▶ **Tâches à réaliser**:
(a) Recopiez mot pour mot l'intégralité du passage source.
(b) Dans les entrées, reproduisez fidèlement les lignes qui vont de celle contenant « - node 2 (fig11): [426, 81, 432, 87] » jusqu'à celle contenant « - resistor R1 (fig11): [377, 76, 416, 92] », ces deux lignes comprises. Ne donnez que ces lignes.

------ Passage source ------

Il n’est donc pas un hasard de constater que les individus sans travail souffrent d’un manque d’ocytocine (hormone du plaisir aussi associée à l’addiction aux likes sur les réseaux sociaux dans le jeu). Le travail devient une raison de vivre pour les individus seuls en manque de sollicitations. Nous remarquerons qu’Hideo Kojima renvoie souvent l’homme à une “condition d’animal” (“animaux sociaux”/”Nous sommes redevenus des animaux”/l’introduction du jeu ect) pour marquer le besoin d’évolution de l’humanité. Recontextualiser tout ceci permet de “rebondir” sur notre précédente critique des Etats Unis, où reconstruire la société à l’identique (avec le mensonge du rêve américain) serait une faute et où Sam délivre son dernier conseil pour “changer” les Etats Unis à Die-Hardman, avant de redevenir un fugitif ne voulant plus prendre part à la vie en société. “Tomorrow is in your hand” ou autrement dit, tout nous reste à faire.

------ Entrées fournies ------

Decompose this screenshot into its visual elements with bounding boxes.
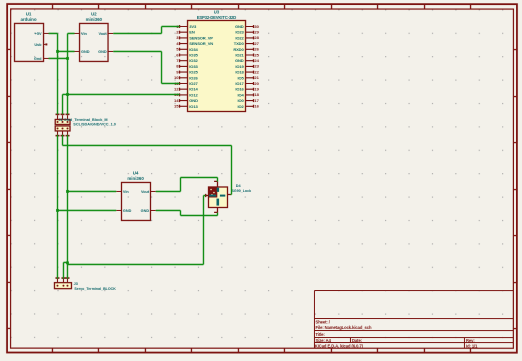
svg-text:File: NametagLock.kicad_sch: File: NametagLock.kicad_sch: [315, 325, 371, 330]
svg-text:IO5: IO5: [237, 75, 244, 80]
svg-text:19: 19: [254, 86, 259, 91]
svg-text:IO21: IO21: [235, 52, 244, 57]
svg-text:U3: U3: [214, 10, 220, 15]
svg-text:28: 28: [254, 35, 259, 40]
svg-text:GND: GND: [98, 50, 107, 54]
svg-text:16: 16: [254, 104, 259, 109]
svg-text:Sheet: /: Sheet: /: [315, 320, 330, 325]
svg-text:15: 15: [174, 104, 179, 109]
svg-text:EN: EN: [189, 30, 195, 35]
svg-text:25: 25: [254, 52, 259, 57]
svg-text:29: 29: [254, 29, 259, 34]
svg-text:SENSOR_VN: SENSOR_VN: [189, 41, 213, 46]
svg-text:SENSOR_VP: SENSOR_VP: [189, 35, 213, 40]
svg-text:IO18: IO18: [235, 70, 244, 75]
svg-text:GND: GND: [235, 58, 244, 63]
svg-text:SCL/SDA/GND/VCC_1.0: SCL/SDA/GND/VCC_1.0: [73, 123, 116, 127]
svg-text:GND: GND: [235, 24, 244, 29]
svg-text:IO19: IO19: [235, 64, 244, 69]
svg-text:IO33: IO33: [189, 64, 198, 69]
svg-text:Servo_Terminal_BLOCK: Servo_Terminal_BLOCK: [74, 287, 116, 291]
svg-text:27: 27: [254, 41, 259, 46]
svg-text:J3: J3: [74, 282, 78, 286]
svg-text:30: 30: [254, 24, 259, 29]
svg-text:20: 20: [254, 81, 259, 86]
svg-text:KiCad E.D.A. kicad (6.0.7): KiCad E.D.A. kicad (6.0.7): [315, 344, 364, 349]
svg-text:IO2: IO2: [237, 104, 244, 109]
svg-text:IO17: IO17: [235, 81, 244, 86]
svg-text:IO22: IO22: [235, 35, 244, 40]
svg-text:RXD0: RXD0: [233, 47, 244, 52]
svg-text:Date:: Date:: [352, 338, 362, 343]
svg-text:GND: GND: [81, 50, 90, 54]
svg-text:22: 22: [254, 69, 259, 74]
svg-text:TXD0: TXD0: [234, 41, 245, 46]
svg-text:IO4: IO4: [237, 92, 244, 97]
svg-text:Title:: Title:: [315, 332, 324, 337]
svg-text:ESP32-DEVKITC-32D: ESP32-DEVKITC-32D: [197, 15, 236, 20]
svg-text:U2: U2: [91, 11, 97, 16]
svg-text:Rev:: Rev:: [466, 338, 475, 343]
svg-text:IO14: IO14: [189, 87, 198, 92]
svg-text:GND: GND: [141, 209, 150, 213]
svg-text:Vin: Vin: [123, 190, 130, 194]
svg-text:+5V: +5V: [35, 32, 42, 36]
svg-text:IO32: IO32: [189, 58, 198, 63]
svg-text:IO13: IO13: [189, 104, 198, 109]
svg-text:IO12: IO12: [189, 92, 198, 97]
svg-text:IO34: IO34: [189, 47, 198, 52]
svg-text:arduino: arduino: [21, 17, 37, 22]
svg-text:24: 24: [254, 58, 259, 63]
svg-text:Size: A4: Size: A4: [315, 338, 331, 343]
svg-text:10: 10: [174, 75, 179, 80]
svg-text:Vout: Vout: [141, 190, 150, 194]
svg-text:18: 18: [254, 92, 259, 97]
svg-text:Gnd: Gnd: [34, 57, 42, 61]
svg-text:GND: GND: [123, 209, 132, 213]
svg-text:12: 12: [174, 86, 179, 91]
svg-text:26: 26: [254, 47, 259, 52]
svg-text:17: 17: [254, 98, 259, 103]
svg-text:IO35: IO35: [189, 52, 198, 57]
svg-text:mini360: mini360: [86, 17, 103, 22]
svg-text:U1: U1: [26, 11, 32, 16]
svg-text:Vout: Vout: [98, 32, 107, 36]
svg-text:IO27: IO27: [189, 81, 198, 86]
svg-text:J2 Oled_Terminal_Block_M: J2 Oled_Terminal_Block_M: [59, 118, 108, 122]
svg-text:IO25: IO25: [189, 70, 198, 75]
svg-text:Usb: Usb: [34, 43, 42, 47]
svg-text:3V3: 3V3: [189, 24, 197, 29]
svg-text:14: 14: [174, 98, 179, 103]
svg-text:IO0: IO0: [237, 98, 244, 103]
svg-text:Vin: Vin: [81, 32, 88, 36]
svg-text:23: 23: [254, 64, 259, 69]
svg-text:Id: 1/1: Id: 1/1: [466, 344, 478, 349]
svg-text:GND: GND: [189, 98, 198, 103]
svg-text:IO26: IO26: [189, 75, 198, 80]
svg-text:IO23: IO23: [235, 30, 244, 35]
svg-text:SG90_Lock: SG90_Lock: [231, 189, 251, 193]
svg-text:mini360: mini360: [127, 176, 144, 181]
svg-text:21: 21: [254, 75, 259, 80]
svg-text:IO16: IO16: [235, 87, 244, 92]
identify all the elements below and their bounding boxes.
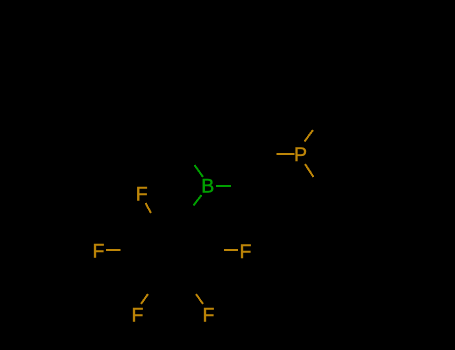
svg-text:F: F	[93, 241, 105, 263]
wire: bond stub F5-C6	[224, 249, 238, 251]
wire: bond stub P-CH2 (down-right)	[305, 164, 314, 177]
wire: bond stub F1-C2	[146, 203, 152, 213]
svg-text:F: F	[203, 305, 215, 327]
svg-text:F: F	[132, 305, 144, 327]
svg-text:F: F	[240, 241, 252, 263]
wire: bond stub F3-C4	[141, 294, 148, 304]
svg-text:B: B	[201, 176, 214, 198]
wire: bond stub F2-C3	[106, 249, 121, 251]
wire: bond stub B-C1 ring (down-left)	[194, 195, 202, 206]
svg-text:F: F	[136, 184, 148, 206]
wire: bond stub P-CH3 (left)	[277, 153, 295, 155]
wire: bond stub P-CH2 (up-right)	[305, 130, 314, 142]
svg-text:P: P	[294, 144, 307, 166]
wire: bond stub F4-C5	[196, 294, 203, 304]
wire: bond stub B-CH2 (right)	[216, 185, 231, 187]
wire: bond stub B-CH3 (up-left)	[195, 165, 204, 177]
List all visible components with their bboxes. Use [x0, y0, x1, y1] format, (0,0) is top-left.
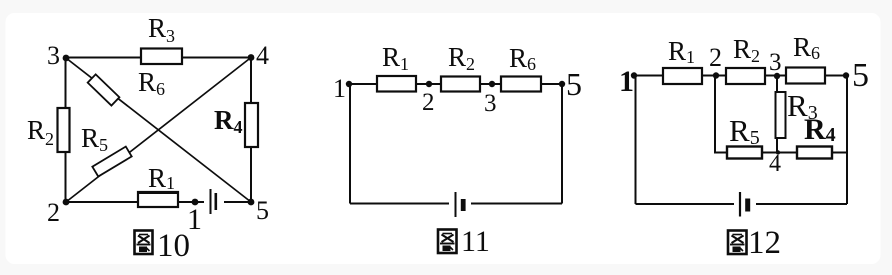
- node 2 (fig11): [426, 81, 432, 87]
- wire bottom battery to right: [471, 203, 562, 205]
- wire middle rail: [714, 152, 848, 154]
- svg-text:3: 3: [769, 49, 782, 76]
- svg-text:4: 4: [256, 41, 269, 70]
- node 1 (fig12): [631, 72, 637, 78]
- node 2: [63, 199, 70, 206]
- resistor R5 (tilted on 2-4 diagonal): [92, 147, 131, 177]
- caption glyph tu (fig11): [438, 230, 457, 254]
- resistor R2: [58, 108, 70, 152]
- resistor R6 (fig12): [786, 68, 825, 84]
- node 5: [248, 199, 255, 206]
- resistor R4: [245, 103, 258, 147]
- node 3: [63, 55, 70, 62]
- svg-text:1: 1: [619, 65, 634, 98]
- wire left 3-2: [65, 58, 67, 203]
- wire diagonal 2-4: [66, 58, 251, 203]
- wire top row 1-5: [349, 83, 562, 85]
- wire bottom 2 to battery: [66, 201, 205, 203]
- wire left vertical: [349, 84, 351, 204]
- wire bottom left to battery: [350, 203, 449, 205]
- node 1 junction dot: [192, 199, 199, 206]
- resistor R2 (fig11): [441, 77, 480, 92]
- resistor R1 (fig11): [377, 76, 416, 92]
- svg-text:5: 5: [852, 57, 869, 94]
- battery (fig10): [211, 189, 216, 214]
- node 4 (fig12): [776, 150, 780, 154]
- wire vertical from node 3 through R3 to node 4: [776, 76, 778, 153]
- node 2 (fig12): [713, 72, 719, 78]
- caption glyph tu (fig10): [135, 231, 153, 255]
- resistor R4 (fig12): [797, 147, 832, 159]
- wire top 3-4: [66, 57, 251, 59]
- wire bottom battery to 5: [224, 201, 251, 203]
- svg-text:12: 12: [748, 225, 781, 261]
- svg-text:2: 2: [709, 43, 722, 72]
- svg-text:10: 10: [157, 228, 190, 264]
- battery (fig11): [456, 192, 466, 217]
- battery (fig12): [740, 192, 750, 217]
- node 5 (fig11): [559, 81, 565, 87]
- resistor R5 (fig12): [727, 147, 762, 159]
- svg-text:2: 2: [47, 198, 60, 227]
- resistor R3 (fig12, vertical): [776, 92, 786, 138]
- wire bottom left to battery: [636, 203, 735, 205]
- node 1 (fig11): [346, 81, 352, 87]
- resistor R6 (tilted on 3-5 diagonal): [88, 74, 120, 105]
- wire diagonal 3-5: [66, 58, 251, 202]
- node 4: [248, 54, 255, 61]
- svg-text:2: 2: [422, 89, 435, 116]
- resistor R3: [141, 49, 182, 65]
- node 3 (fig12): [774, 73, 780, 79]
- svg-text:11: 11: [461, 225, 490, 258]
- svg-text:5: 5: [256, 196, 269, 225]
- caption glyph tu (fig12): [728, 231, 747, 255]
- resistor R1 (fig12): [663, 68, 702, 84]
- wire vertical from node 2: [714, 76, 716, 153]
- resistor R6 (fig11): [501, 77, 541, 92]
- svg-text:4: 4: [769, 151, 781, 177]
- resistor R2 (fig12): [726, 68, 765, 84]
- svg-text:3: 3: [484, 90, 497, 117]
- svg-text:5: 5: [566, 66, 582, 102]
- svg-text:1: 1: [333, 74, 346, 103]
- wire right 4-5: [250, 58, 252, 203]
- wire bottom battery to right: [756, 203, 847, 205]
- wire right vertical from node 5: [846, 76, 848, 205]
- svg-text:3: 3: [47, 41, 60, 70]
- wire left vertical from node 1: [635, 76, 637, 205]
- resistor R1: [138, 192, 178, 207]
- wire right vertical: [561, 84, 563, 204]
- node 3 (fig11): [489, 81, 495, 87]
- wire top row 1-5: [634, 75, 846, 77]
- node 5 (fig12): [843, 72, 849, 78]
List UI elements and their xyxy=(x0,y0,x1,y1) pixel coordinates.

------

▶ **Réponses finales**:
(a)
Il n’est donc pas un hasard de constater que les individus sans travail souffrent d’un manque d’ocytocine (hormone du plaisir aussi associée à l’addiction aux likes sur les réseaux sociaux dans le jeu). Le travail devient une raison de vivre pour les individus seuls en manque de sollicitations. Nous remarquerons qu’Hideo Kojima renvoie souvent l’homme à une “condition d’animal” (“animaux sociaux”/”Nous sommes redevenus des animaux”/l’introduction du jeu ect) pour marquer le besoin d’évolution de l’humanité. Recontextualiser tout ceci permet de “rebondir” sur notre précédente critique des Etats Unis, où reconstruire la société à l’identique (avec le mensonge du rêve américain) serait une faute et où Sam délivre son dernier conseil pour “changer” les Etats Unis à Die-Hardman, avant de redevenir un fugitif ne voulant plus prendre part à la vie en société. “Tomorrow is in your hand” ou autrement dit, tout nous reste à faire.

(b)
- node 2 (fig11): [426, 81, 432, 87]
- wire bottom battery to right: [471, 203, 562, 205]
- wire middle rail: [714, 152, 848, 154]
- svg-text:3: 3: [769, 49, 782, 76]
- svg-text:4: 4: [256, 41, 269, 70]
- node 1 (fig12): [631, 72, 637, 78]
- node 2: [63, 199, 70, 206]
- resistor R5 (tilted on 2-4 diagonal): [92, 147, 131, 177]
- caption glyph tu (fig11): [438, 230, 457, 254]
- resistor R2: [58, 108, 70, 152]
- resistor R6 (fig12): [786, 68, 825, 84]
- node 5: [248, 199, 255, 206]
- resistor R4: [245, 103, 258, 147]
- node 3: [63, 55, 70, 62]
- svg-text:1: 1: [619, 65, 634, 98]
- wire left 3-2: [65, 58, 67, 203]
- wire diagonal 2-4: [66, 58, 251, 203]
- wire top row 1-5: [349, 83, 562, 85]
- wire bottom 2 to battery: [66, 201, 205, 203]
- wire left vertical: [349, 84, 351, 204]
- wire bottom left to battery: [350, 203, 449, 205]
- node 1 junction dot: [192, 199, 199, 206]
- resistor R2 (fig11): [441, 77, 480, 92]
- resistor R1 (fig11): [377, 76, 416, 92]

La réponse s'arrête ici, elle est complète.